╭──
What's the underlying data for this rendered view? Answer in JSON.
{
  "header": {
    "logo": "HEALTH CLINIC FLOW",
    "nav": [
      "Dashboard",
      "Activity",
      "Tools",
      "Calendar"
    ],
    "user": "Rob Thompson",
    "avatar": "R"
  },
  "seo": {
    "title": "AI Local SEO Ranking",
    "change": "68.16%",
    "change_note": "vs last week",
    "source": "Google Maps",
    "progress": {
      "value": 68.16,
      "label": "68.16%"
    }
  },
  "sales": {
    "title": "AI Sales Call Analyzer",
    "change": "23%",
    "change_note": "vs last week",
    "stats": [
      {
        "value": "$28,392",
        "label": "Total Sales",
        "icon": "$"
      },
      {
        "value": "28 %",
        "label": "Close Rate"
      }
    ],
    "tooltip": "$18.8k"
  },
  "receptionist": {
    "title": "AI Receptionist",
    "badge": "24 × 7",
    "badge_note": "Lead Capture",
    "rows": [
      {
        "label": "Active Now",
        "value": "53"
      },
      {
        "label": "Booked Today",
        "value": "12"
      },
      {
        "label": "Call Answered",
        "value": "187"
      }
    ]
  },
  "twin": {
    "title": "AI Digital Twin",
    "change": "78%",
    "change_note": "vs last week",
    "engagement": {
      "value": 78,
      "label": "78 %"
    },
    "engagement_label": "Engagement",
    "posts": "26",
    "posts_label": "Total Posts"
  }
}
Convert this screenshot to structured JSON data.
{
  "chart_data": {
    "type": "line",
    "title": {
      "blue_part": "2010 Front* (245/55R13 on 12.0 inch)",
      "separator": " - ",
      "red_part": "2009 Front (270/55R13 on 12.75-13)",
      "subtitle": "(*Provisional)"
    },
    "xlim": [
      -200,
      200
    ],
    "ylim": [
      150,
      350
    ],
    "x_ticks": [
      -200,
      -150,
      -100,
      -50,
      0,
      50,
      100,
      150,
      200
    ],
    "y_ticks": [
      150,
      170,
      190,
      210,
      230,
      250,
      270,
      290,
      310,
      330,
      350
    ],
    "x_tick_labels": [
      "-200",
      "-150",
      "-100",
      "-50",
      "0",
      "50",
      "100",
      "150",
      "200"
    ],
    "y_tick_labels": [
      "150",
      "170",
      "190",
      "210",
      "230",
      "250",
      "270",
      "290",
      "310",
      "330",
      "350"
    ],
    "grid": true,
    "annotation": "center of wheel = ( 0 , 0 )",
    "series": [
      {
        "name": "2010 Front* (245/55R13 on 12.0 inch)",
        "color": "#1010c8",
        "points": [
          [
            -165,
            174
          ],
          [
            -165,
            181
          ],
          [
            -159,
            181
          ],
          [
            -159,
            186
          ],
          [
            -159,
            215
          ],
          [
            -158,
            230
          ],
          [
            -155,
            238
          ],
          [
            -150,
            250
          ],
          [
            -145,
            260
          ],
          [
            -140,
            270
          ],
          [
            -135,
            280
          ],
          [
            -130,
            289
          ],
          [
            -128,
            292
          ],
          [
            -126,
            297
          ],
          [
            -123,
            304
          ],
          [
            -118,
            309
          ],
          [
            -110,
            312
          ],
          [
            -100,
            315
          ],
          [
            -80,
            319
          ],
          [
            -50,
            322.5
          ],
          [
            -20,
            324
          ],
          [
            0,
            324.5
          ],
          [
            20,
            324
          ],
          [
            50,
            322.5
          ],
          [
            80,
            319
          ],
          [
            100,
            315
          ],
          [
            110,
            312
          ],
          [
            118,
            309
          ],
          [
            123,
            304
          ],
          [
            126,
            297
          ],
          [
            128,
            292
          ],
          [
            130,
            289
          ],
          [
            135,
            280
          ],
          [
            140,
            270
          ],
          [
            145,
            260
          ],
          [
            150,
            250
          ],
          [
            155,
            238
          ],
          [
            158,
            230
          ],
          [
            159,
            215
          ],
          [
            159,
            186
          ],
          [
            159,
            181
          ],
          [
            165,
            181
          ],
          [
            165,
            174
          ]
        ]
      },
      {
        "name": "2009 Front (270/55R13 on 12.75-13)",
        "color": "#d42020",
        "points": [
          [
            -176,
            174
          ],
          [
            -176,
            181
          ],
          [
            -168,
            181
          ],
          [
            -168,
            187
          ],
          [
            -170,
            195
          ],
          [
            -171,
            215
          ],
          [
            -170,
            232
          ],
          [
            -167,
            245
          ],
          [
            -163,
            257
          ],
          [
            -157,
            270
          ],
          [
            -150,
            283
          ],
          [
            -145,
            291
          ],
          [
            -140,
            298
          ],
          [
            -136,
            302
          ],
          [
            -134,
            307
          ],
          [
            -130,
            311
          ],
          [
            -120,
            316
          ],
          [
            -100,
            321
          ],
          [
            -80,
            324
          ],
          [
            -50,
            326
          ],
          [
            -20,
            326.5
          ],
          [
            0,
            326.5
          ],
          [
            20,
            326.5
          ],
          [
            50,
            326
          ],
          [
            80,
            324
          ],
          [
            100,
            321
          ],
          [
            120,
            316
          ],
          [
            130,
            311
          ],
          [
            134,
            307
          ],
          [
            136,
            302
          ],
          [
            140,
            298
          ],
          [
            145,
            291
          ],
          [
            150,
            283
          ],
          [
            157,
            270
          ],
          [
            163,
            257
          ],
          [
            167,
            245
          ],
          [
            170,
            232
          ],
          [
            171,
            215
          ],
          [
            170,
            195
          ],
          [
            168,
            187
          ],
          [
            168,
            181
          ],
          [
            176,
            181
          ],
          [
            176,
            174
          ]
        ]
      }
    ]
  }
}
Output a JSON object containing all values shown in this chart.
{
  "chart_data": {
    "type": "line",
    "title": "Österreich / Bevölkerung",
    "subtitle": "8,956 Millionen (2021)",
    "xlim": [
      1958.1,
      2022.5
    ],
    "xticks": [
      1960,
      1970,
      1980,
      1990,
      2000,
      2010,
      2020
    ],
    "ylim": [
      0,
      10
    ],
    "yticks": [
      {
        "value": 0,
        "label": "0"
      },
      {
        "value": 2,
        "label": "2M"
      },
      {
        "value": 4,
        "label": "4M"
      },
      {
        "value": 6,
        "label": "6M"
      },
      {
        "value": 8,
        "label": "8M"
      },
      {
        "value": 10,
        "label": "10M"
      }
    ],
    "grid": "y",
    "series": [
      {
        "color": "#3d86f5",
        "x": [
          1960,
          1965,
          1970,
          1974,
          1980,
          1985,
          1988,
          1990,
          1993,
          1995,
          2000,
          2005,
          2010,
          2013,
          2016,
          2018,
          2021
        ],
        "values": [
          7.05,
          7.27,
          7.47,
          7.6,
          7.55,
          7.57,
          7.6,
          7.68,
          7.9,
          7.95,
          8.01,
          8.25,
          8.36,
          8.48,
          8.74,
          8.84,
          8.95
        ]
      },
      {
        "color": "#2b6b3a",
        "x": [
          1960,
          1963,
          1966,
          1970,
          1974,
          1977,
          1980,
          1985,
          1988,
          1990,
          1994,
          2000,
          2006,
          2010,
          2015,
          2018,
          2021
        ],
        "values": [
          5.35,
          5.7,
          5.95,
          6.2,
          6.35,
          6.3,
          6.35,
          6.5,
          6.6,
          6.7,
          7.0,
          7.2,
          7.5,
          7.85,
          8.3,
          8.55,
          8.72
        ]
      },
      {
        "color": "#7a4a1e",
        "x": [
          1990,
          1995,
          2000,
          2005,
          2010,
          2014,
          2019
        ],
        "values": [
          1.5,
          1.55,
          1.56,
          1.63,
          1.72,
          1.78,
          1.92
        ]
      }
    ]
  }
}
╰──
## To do
Print back all the lines verbatim.

## Solution to this exercise
What's the underlying data for this rendered view? Answer in JSON.
{
  "header": {
    "logo": "HEALTH CLINIC FLOW",
    "nav": [
      "Dashboard",
      "Activity",
      "Tools",
      "Calendar"
    ],
    "user": "Rob Thompson",
    "avatar": "R"
  },
  "seo": {
    "title": "AI Local SEO Ranking",
    "change": "68.16%",
    "change_note": "vs last week",
    "source": "Google Maps",
    "progress": {
      "value": 68.16,
      "label": "68.16%"
    }
  },
  "sales": {
    "title": "AI Sales Call Analyzer",
    "change": "23%",
    "change_note": "vs last week",
    "stats": [
      {
        "value": "$28,392",
        "label": "Total Sales",
        "icon": "$"
      },
      {
        "value": "28 %",
        "label": "Close Rate"
      }
    ],
    "tooltip": "$18.8k"
  },
  "receptionist": {
    "title": "AI Receptionist",
    "badge": "24 × 7",
    "badge_note": "Lead Capture",
    "rows": [
      {
        "label": "Active Now",
        "value": "53"
      },
      {
        "label": "Booked Today",
        "value": "12"
      },
      {
        "label": "Call Answered",
        "value": "187"
      }
    ]
  },
  "twin": {
    "title": "AI Digital Twin",
    "change": "78%",
    "change_note": "vs last week",
    "engagement": {
      "value": 78,
      "label": "78 %"
    },
    "engagement_label": "Engagement",
    "posts": "26",
    "posts_label": "Total Posts"
  }
}
Convert this screenshot to structured JSON data.
{
  "chart_data": {
    "type": "line",
    "title": {
      "blue_part": "2010 Front* (245/55R13 on 12.0 inch)",
      "separator": " - ",
      "red_part": "2009 Front (270/55R13 on 12.75-13)",
      "subtitle": "(*Provisional)"
    },
    "xlim": [
      -200,
      200
    ],
    "ylim": [
      150,
      350
    ],
    "x_ticks": [
      -200,
      -150,
      -100,
      -50,
      0,
      50,
      100,
      150,
      200
    ],
    "y_ticks": [
      150,
      170,
      190,
      210,
      230,
      250,
      270,
      290,
      310,
      330,
      350
    ],
    "x_tick_labels": [
      "-200",
      "-150",
      "-100",
      "-50",
      "0",
      "50",
      "100",
      "150",
      "200"
    ],
    "y_tick_labels": [
      "150",
      "170",
      "190",
      "210",
      "230",
      "250",
      "270",
      "290",
      "310",
      "330",
      "350"
    ],
    "grid": true,
    "annotation": "center of wheel = ( 0 , 0 )",
    "series": [
      {
        "name": "2010 Front* (245/55R13 on 12.0 inch)",
        "color": "#1010c8",
        "points": [
          [
            -165,
            174
          ],
          [
            -165,
            181
          ],
          [
            -159,
            181
          ],
          [
            -159,
            186
          ],
          [
            -159,
            215
          ],
          [
            -158,
            230
          ],
          [
            -155,
            238
          ],
          [
            -150,
            250
          ],
          [
            -145,
            260
          ],
          [
            -140,
            270
          ],
          [
            -135,
            280
          ],
          [
            -130,
            289
          ],
          [
            -128,
            292
          ],
          [
            -126,
            297
          ],
          [
            -123,
            304
          ],
          [
            -118,
            309
          ],
          [
            -110,
            312
          ],
          [
            -100,
            315
          ],
          [
            -80,
            319
          ],
          [
            -50,
            322.5
          ],
          [
            -20,
            324
          ],
          [
            0,
            324.5
          ],
          [
            20,
            324
          ],
          [
            50,
            322.5
          ],
          [
            80,
            319
          ],
          [
            100,
            315
          ],
          [
            110,
            312
          ],
          [
            118,
            309
          ],
          [
            123,
            304
          ],
          [
            126,
            297
          ],
          [
            128,
            292
          ],
          [
            130,
            289
          ],
          [
            135,
            280
          ],
          [
            140,
            270
          ],
          [
            145,
            260
          ],
          [
            150,
            250
          ],
          [
            155,
            238
          ],
          [
            158,
            230
          ],
          [
            159,
            215
          ],
          [
            159,
            186
          ],
          [
            159,
            181
          ],
          [
            165,
            181
          ],
          [
            165,
            174
          ]
        ]
      },
      {
        "name": "2009 Front (270/55R13 on 12.75-13)",
        "color": "#d42020",
        "points": [
          [
            -176,
            174
          ],
          [
            -176,
            181
          ],
          [
            -168,
            181
          ],
          [
            -168,
            187
          ],
          [
            -170,
            195
          ],
          [
            -171,
            215
          ],
          [
            -170,
            232
          ],
          [
            -167,
            245
          ],
          [
            -163,
            257
          ],
          [
            -157,
            270
          ],
          [
            -150,
            283
          ],
          [
            -145,
            291
          ],
          [
            -140,
            298
          ],
          [
            -136,
            302
          ],
          [
            -134,
            307
          ],
          [
            -130,
            311
          ],
          [
            -120,
            316
          ],
          [
            -100,
            321
          ],
          [
            -80,
            324
          ],
          [
            -50,
            326
          ],
          [
            -20,
            326.5
          ],
          [
            0,
            326.5
          ],
          [
            20,
            326.5
          ],
          [
            50,
            326
          ],
          [
            80,
            324
          ],
          [
            100,
            321
          ],
          [
            120,
            316
          ],
          [
            130,
            311
          ],
          [
            134,
            307
          ],
          [
            136,
            302
          ],
          [
            140,
            298
          ],
          [
            145,
            291
          ],
          [
            150,
            283
          ],
          [
            157,
            270
          ],
          [
            163,
            257
          ],
          [
            167,
            245
          ],
          [
            170,
            232
          ],
          [
            171,
            215
          ],
          [
            170,
            195
          ],
          [
            168,
            187
          ],
          [
            168,
            181
          ],
          [
            176,
            181
          ],
          [
            176,
            174
          ]
        ]
      }
    ]
  }
}
Output a JSON object containing all values shown in this chart.
{
  "chart_data": {
    "type": "line",
    "title": "Österreich / Bevölkerung",
    "subtitle": "8,956 Millionen (2021)",
    "xlim": [
      1958.1,
      2022.5
    ],
    "xticks": [
      1960,
      1970,
      1980,
      1990,
      2000,
      2010,
      2020
    ],
    "ylim": [
      0,
      10
    ],
    "yticks": [
      {
        "value": 0,
        "label": "0"
      },
      {
        "value": 2,
        "label": "2M"
      },
      {
        "value": 4,
        "label": "4M"
      },
      {
        "value": 6,
        "label": "6M"
      },
      {
        "value": 8,
        "label": "8M"
      },
      {
        "value": 10,
        "label": "10M"
      }
    ],
    "grid": "y",
    "series": [
      {
        "color": "#3d86f5",
        "x": [
          1960,
          1965,
          1970,
          1974,
          1980,
          1985,
          1988,
          1990,
          1993,
          1995,
          2000,
          2005,
          2010,
          2013,
          2016,
          2018,
          2021
        ],
        "values": [
          7.05,
          7.27,
          7.47,
          7.6,
          7.55,
          7.57,
          7.6,
          7.68,
          7.9,
          7.95,
          8.01,
          8.25,
          8.36,
          8.48,
          8.74,
          8.84,
          8.95
        ]
      },
      {
        "color": "#2b6b3a",
        "x": [
          1960,
          1963,
          1966,
          1970,
          1974,
          1977,
          1980,
          1985,
          1988,
          1990,
          1994,
          2000,
          2006,
          2010,
          2015,
          2018,
          2021
        ],
        "values": [
          5.35,
          5.7,
          5.95,
          6.2,
          6.35,
          6.3,
          6.35,
          6.5,
          6.6,
          6.7,
          7.0,
          7.2,
          7.5,
          7.85,
          8.3,
          8.55,
          8.72
        ]
      },
      {
        "color": "#7a4a1e",
        "x": [
          1990,
          1995,
          2000,
          2005,
          2010,
          2014,
          2019
        ],
        "values": [
          1.5,
          1.55,
          1.56,
          1.63,
          1.72,
          1.78,
          1.92
        ]
      }
    ]
  }
}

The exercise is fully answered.